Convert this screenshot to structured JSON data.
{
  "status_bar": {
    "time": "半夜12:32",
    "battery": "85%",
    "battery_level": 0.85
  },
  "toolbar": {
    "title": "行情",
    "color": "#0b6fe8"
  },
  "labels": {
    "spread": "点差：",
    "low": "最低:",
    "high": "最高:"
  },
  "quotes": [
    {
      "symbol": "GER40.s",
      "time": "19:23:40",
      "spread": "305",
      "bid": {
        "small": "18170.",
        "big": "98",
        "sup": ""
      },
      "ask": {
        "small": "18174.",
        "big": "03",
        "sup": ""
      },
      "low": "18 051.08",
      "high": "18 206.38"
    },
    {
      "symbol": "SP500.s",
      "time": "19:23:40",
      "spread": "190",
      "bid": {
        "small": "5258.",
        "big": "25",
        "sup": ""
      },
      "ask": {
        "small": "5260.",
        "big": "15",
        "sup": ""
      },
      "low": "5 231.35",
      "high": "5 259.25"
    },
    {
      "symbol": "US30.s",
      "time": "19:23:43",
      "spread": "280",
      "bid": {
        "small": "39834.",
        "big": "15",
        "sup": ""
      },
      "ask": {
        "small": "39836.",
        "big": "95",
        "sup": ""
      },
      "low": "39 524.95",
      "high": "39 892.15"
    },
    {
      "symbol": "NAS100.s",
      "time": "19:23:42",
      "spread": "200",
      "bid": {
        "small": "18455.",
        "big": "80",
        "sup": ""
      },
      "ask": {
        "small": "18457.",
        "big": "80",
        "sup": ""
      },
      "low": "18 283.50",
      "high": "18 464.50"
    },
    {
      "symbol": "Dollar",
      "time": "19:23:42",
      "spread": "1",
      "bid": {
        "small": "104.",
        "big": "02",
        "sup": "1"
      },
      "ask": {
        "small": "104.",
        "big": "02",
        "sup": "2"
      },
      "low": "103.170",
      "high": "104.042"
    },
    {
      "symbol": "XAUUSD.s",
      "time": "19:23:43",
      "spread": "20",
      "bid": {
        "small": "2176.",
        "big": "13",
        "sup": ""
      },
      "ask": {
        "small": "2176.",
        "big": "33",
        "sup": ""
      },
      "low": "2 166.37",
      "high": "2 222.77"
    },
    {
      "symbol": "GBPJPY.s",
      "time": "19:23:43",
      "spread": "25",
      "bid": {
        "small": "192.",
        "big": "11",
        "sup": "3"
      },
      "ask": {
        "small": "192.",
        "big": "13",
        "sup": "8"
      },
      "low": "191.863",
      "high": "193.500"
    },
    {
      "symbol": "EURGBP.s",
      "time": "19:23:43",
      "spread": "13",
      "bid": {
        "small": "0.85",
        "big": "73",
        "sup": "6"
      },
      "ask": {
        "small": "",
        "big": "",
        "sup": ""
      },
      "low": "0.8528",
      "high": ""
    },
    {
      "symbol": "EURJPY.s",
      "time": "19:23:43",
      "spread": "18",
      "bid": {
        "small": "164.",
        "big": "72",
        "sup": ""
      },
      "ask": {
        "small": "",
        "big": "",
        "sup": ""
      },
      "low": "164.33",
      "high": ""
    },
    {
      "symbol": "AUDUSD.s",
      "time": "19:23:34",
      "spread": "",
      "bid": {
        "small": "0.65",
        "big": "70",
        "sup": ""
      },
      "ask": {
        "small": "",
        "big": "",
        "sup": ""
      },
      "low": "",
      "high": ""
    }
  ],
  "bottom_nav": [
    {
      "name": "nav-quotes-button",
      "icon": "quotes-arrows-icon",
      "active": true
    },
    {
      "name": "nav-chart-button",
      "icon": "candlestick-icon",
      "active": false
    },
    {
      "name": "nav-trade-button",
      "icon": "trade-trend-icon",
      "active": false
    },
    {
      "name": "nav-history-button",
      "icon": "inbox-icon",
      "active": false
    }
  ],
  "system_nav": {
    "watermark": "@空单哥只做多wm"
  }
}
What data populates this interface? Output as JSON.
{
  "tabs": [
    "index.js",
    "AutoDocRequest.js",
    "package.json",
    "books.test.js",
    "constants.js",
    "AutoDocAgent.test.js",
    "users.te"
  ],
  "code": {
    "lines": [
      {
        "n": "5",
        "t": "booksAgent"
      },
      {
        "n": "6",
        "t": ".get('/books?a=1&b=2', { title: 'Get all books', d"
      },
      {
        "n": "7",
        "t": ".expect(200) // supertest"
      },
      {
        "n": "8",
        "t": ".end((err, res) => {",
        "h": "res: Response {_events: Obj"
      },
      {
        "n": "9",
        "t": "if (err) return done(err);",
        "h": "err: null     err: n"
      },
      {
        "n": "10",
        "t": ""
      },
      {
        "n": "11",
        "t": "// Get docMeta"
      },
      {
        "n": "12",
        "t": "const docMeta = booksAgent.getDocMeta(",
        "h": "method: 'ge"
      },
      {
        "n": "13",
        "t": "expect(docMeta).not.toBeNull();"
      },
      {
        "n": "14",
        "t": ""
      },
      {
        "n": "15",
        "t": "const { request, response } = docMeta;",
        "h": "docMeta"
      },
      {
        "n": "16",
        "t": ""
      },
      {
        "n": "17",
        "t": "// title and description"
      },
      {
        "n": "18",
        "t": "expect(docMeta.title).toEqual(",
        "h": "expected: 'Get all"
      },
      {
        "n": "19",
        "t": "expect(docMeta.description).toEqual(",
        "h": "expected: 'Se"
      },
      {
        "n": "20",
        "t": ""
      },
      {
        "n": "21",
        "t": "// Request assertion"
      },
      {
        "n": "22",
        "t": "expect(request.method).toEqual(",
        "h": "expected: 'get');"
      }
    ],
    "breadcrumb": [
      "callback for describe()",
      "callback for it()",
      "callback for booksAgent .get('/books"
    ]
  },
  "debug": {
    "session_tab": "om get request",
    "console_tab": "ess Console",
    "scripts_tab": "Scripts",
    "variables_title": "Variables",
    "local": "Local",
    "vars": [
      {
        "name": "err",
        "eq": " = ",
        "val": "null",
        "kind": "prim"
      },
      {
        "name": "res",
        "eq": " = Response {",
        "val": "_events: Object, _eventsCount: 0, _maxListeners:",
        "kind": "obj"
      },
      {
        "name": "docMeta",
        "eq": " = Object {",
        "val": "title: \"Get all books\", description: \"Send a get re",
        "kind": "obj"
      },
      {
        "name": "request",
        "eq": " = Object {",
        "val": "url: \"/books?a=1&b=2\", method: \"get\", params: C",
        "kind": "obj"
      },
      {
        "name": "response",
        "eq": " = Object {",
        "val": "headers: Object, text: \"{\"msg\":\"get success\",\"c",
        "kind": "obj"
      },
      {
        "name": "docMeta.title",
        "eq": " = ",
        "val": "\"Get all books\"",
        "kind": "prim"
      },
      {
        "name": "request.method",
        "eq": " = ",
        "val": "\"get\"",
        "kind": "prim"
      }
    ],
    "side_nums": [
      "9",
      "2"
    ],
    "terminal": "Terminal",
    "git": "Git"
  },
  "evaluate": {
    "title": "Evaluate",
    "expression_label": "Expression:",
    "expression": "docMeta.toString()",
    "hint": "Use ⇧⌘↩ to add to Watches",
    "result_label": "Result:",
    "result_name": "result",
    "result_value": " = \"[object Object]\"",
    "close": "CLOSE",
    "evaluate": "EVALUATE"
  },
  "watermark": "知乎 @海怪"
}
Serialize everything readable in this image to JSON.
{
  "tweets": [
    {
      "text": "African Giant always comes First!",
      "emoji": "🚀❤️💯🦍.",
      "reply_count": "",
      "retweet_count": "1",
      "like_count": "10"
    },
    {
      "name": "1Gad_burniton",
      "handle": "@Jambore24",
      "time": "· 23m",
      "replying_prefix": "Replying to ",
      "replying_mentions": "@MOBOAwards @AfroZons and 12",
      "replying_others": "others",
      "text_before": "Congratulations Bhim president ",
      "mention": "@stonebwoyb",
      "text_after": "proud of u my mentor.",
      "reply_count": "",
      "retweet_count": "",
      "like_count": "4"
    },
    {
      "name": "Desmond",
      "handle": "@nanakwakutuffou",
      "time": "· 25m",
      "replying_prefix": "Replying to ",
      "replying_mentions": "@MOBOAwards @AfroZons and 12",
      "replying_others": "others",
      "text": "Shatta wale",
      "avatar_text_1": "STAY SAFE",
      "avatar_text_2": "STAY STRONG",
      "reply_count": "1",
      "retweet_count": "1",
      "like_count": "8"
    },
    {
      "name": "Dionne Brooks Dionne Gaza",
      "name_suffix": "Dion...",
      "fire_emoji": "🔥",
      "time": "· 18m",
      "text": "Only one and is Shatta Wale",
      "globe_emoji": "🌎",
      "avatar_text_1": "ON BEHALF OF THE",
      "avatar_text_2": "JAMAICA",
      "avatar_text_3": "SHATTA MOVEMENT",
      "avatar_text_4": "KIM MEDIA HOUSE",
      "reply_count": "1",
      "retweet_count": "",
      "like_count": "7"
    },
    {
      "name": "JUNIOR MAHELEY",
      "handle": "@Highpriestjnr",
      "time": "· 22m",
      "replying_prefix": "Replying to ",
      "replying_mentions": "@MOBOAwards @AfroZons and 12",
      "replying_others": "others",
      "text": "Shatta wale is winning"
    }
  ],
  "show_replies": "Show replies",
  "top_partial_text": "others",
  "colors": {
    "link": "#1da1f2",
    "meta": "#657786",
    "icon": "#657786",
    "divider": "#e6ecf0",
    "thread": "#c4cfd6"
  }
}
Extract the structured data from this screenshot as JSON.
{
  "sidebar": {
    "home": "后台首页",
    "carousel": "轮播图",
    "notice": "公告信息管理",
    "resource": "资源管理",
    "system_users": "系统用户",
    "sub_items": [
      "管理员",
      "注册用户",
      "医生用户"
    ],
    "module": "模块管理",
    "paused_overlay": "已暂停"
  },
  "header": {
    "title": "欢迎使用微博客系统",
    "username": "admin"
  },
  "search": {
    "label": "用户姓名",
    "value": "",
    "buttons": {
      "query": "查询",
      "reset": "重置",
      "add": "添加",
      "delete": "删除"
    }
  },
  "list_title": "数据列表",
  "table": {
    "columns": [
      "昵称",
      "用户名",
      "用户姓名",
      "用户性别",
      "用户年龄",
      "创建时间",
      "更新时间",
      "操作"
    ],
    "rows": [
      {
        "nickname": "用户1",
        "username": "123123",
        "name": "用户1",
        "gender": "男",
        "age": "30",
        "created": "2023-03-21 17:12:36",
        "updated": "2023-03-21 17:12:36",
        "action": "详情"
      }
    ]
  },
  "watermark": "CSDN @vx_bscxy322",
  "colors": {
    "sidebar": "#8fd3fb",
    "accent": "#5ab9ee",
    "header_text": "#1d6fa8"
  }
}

- WHAT THIS TASK INVOLVES
Output the line that contains "Extract the structured", followed by every later line in the listing, with no line omitted and none added.

- ANSWER TO THIS PROBLEM
Extract the structured data from this screenshot as JSON.
{
  "sidebar": {
    "home": "后台首页",
    "carousel": "轮播图",
    "notice": "公告信息管理",
    "resource": "资源管理",
    "system_users": "系统用户",
    "sub_items": [
      "管理员",
      "注册用户",
      "医生用户"
    ],
    "module": "模块管理",
    "paused_overlay": "已暂停"
  },
  "header": {
    "title": "欢迎使用微博客系统",
    "username": "admin"
  },
  "search": {
    "label": "用户姓名",
    "value": "",
    "buttons": {
      "query": "查询",
      "reset": "重置",
      "add": "添加",
      "delete": "删除"
    }
  },
  "list_title": "数据列表",
  "table": {
    "columns": [
      "昵称",
      "用户名",
      "用户姓名",
      "用户性别",
      "用户年龄",
      "创建时间",
      "更新时间",
      "操作"
    ],
    "rows": [
      {
        "nickname": "用户1",
        "username": "123123",
        "name": "用户1",
        "gender": "男",
        "age": "30",
        "created": "2023-03-21 17:12:36",
        "updated": "2023-03-21 17:12:36",
        "action": "详情"
      }
    ]
  },
  "watermark": "CSDN @vx_bscxy322",
  "colors": {
    "sidebar": "#8fd3fb",
    "accent": "#5ab9ee",
    "header_text": "#1d6fa8"
  }
}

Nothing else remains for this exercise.